Start of Text passage

Purpose of the Study:

  • To develop a mechanistic, physiologically based biopharmaceutics model (SubQ-Sim) for subcutaneous injection.
  • To predict device-formulation-tissue interactions during injection, including backpressure and formulation behavior.
  • To establish a foundation for predicting drug binding, degradation, distribution, and absorption.

Main Methods:

  • Developed SubQ-Sim, a mathematical model integrating subcutaneous tissue substructures and drug disposition dynamics.
  • Incorporated literature-derived parameters for healthy and diseased subjects.
  • Accounted for physiological 'life events' (temperature, exercise, stress) impacting pharmacokinetics.

Main Results:

  • The model accurately predicts injection backpressure based on injection rate, volume, and fluid viscosities.
  • It describes depot shape, formulation/protein concentrations, and predicts backflow/losses from premature needle withdrawal.
  • Explored the impact of type 2 diabetes and hyaluronidase on injection pressure.

Conclusions:

  • SubQ-Sim successfully predicts critical initial conditions for subcutaneous drug absorption: tissue pressure, depot characteristics, and formulation losses.
  • This model provides essential starting parameters for subsequent drug absorption predictions.
  • The next publication will detail the absorption model and clinical validation.

End of Text passage

Task directions: According to the study summary, what will the next publication detail?

Start of Information provided

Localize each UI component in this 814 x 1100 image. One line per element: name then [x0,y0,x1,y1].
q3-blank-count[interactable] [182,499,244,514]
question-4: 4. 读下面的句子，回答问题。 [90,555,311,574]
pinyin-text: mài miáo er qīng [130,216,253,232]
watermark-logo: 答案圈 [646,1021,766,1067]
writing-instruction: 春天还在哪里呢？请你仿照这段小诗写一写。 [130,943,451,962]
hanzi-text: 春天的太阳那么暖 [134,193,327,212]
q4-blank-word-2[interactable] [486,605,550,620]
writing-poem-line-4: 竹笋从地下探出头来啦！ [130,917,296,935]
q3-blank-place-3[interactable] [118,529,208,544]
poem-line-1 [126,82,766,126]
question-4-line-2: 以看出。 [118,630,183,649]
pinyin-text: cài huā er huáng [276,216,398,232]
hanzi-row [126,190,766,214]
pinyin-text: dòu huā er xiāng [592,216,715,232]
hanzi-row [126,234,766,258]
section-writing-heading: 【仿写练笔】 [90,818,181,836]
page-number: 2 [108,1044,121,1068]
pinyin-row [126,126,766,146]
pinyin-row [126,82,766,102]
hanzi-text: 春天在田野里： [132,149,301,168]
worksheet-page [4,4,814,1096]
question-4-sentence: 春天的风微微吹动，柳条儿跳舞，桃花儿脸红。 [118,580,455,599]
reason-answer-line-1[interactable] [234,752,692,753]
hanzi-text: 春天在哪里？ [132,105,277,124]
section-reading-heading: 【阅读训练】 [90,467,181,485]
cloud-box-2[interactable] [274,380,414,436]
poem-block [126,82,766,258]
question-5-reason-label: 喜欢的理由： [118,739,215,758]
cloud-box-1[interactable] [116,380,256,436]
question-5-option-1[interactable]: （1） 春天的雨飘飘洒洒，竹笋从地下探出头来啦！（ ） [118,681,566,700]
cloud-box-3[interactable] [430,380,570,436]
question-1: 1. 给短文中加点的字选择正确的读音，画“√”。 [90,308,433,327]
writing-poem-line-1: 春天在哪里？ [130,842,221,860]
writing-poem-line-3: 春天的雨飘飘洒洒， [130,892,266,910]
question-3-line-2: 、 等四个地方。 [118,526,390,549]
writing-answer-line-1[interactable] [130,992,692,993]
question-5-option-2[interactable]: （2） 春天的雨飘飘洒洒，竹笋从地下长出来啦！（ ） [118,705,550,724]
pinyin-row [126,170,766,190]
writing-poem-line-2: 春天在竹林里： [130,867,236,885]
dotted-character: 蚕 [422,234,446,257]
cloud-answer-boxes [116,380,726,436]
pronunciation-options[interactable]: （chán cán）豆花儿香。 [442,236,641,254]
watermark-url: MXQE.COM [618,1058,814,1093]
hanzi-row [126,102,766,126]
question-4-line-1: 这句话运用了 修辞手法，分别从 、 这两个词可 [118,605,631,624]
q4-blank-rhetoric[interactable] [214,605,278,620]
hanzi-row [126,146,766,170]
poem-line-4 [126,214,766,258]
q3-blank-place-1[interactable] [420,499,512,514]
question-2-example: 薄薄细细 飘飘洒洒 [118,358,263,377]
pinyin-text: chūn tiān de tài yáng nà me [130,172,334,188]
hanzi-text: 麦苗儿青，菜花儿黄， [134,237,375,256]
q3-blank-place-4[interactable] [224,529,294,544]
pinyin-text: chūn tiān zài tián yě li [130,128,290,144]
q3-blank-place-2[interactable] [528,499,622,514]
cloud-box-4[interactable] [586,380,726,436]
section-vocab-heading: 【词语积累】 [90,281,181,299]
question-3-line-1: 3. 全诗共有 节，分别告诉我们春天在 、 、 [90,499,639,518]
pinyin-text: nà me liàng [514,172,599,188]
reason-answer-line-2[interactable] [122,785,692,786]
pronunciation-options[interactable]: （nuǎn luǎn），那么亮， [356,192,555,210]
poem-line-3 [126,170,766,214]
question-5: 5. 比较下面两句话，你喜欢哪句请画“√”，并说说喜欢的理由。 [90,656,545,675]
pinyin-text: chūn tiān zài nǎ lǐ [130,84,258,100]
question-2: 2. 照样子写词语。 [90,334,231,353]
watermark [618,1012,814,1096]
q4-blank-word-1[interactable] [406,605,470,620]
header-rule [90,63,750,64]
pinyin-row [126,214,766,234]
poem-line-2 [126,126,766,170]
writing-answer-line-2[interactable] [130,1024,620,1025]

End of Information provided

Output: The absorption model and clinical validation.